AIM OF THE EXERCISE :: Draw out every line with the word "Density" from the listing below.

TASK INPUTS ::
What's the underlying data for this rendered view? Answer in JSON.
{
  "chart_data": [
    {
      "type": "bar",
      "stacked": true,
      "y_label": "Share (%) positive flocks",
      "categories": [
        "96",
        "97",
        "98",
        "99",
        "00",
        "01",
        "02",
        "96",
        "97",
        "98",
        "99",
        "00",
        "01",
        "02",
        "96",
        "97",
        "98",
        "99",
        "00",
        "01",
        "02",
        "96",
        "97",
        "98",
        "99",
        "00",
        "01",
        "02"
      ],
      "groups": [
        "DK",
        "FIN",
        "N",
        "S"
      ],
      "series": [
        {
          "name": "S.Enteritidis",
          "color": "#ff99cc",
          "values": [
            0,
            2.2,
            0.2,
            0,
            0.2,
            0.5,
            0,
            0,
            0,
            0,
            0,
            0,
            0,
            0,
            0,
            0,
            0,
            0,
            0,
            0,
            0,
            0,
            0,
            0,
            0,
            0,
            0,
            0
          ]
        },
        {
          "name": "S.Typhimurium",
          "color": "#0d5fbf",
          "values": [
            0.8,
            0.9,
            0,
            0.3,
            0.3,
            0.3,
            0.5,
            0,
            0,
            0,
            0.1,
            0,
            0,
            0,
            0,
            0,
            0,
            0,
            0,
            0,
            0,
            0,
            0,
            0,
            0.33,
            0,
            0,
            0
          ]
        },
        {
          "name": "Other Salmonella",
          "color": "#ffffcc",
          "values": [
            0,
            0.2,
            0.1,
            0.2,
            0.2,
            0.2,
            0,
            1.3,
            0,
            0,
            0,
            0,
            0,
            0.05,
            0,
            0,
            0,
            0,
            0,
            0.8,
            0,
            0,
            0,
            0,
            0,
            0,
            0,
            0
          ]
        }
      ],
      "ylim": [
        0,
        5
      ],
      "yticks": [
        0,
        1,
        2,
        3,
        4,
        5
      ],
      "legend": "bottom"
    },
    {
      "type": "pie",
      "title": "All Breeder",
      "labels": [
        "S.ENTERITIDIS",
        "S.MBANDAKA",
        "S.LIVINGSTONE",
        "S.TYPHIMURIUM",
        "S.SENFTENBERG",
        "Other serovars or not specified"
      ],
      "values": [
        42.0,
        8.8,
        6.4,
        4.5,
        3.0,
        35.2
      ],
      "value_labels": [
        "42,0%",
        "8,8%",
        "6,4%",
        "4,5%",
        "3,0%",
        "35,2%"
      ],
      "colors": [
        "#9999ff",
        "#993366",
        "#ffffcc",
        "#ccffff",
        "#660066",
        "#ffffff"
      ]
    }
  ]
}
==
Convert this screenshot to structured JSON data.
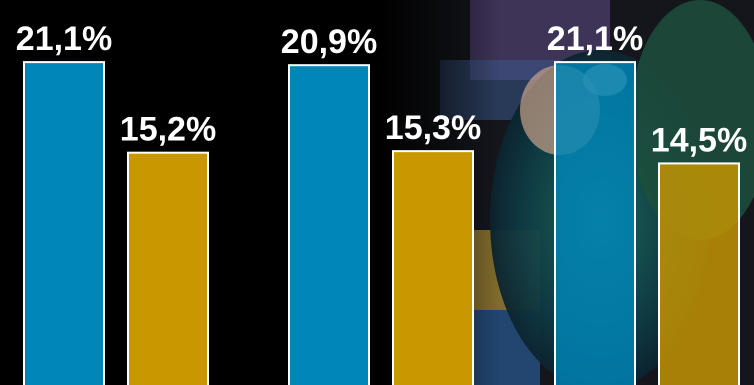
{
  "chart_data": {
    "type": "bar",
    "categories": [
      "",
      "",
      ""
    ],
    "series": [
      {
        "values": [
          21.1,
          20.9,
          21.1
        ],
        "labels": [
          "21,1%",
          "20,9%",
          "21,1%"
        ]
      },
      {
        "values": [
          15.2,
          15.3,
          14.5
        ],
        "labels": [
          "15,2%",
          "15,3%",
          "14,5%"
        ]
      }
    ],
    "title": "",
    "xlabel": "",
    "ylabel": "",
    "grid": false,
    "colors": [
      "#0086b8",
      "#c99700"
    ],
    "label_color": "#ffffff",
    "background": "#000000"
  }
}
--
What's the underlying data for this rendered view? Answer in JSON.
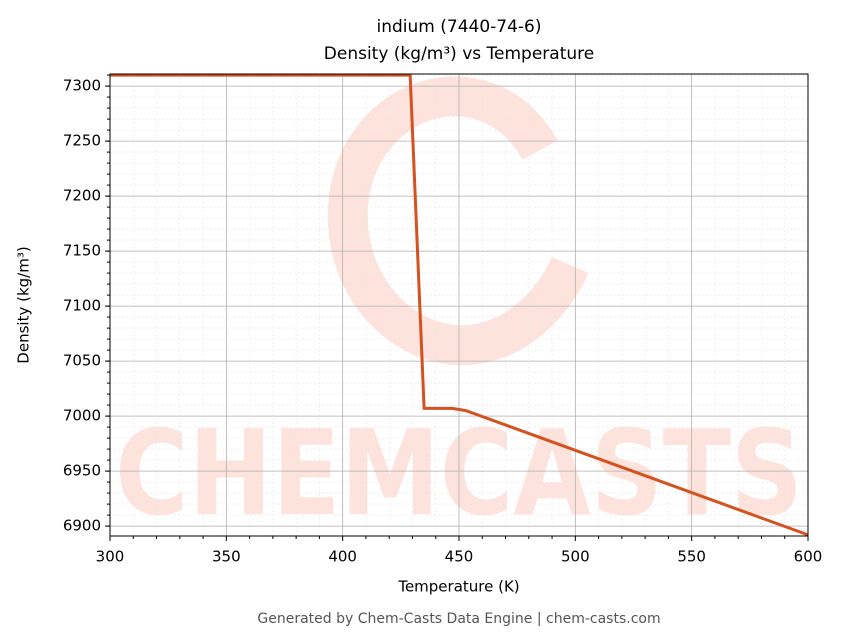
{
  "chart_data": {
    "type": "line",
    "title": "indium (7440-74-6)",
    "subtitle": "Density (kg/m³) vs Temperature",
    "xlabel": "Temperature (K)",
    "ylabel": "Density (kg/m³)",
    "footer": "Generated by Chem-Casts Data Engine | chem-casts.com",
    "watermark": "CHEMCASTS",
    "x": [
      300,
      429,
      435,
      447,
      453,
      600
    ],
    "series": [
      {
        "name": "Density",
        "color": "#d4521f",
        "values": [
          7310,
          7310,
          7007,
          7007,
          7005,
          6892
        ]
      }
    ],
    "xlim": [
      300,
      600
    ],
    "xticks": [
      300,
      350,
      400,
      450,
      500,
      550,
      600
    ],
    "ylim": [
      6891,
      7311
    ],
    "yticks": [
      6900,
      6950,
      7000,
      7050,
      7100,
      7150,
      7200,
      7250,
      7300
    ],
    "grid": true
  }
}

COMPLETE OUTPUT ::
    "subtitle": "Density (kg/m³) vs Temperature",
    "ylabel": "Density (kg/m³)",
        "name": "Density",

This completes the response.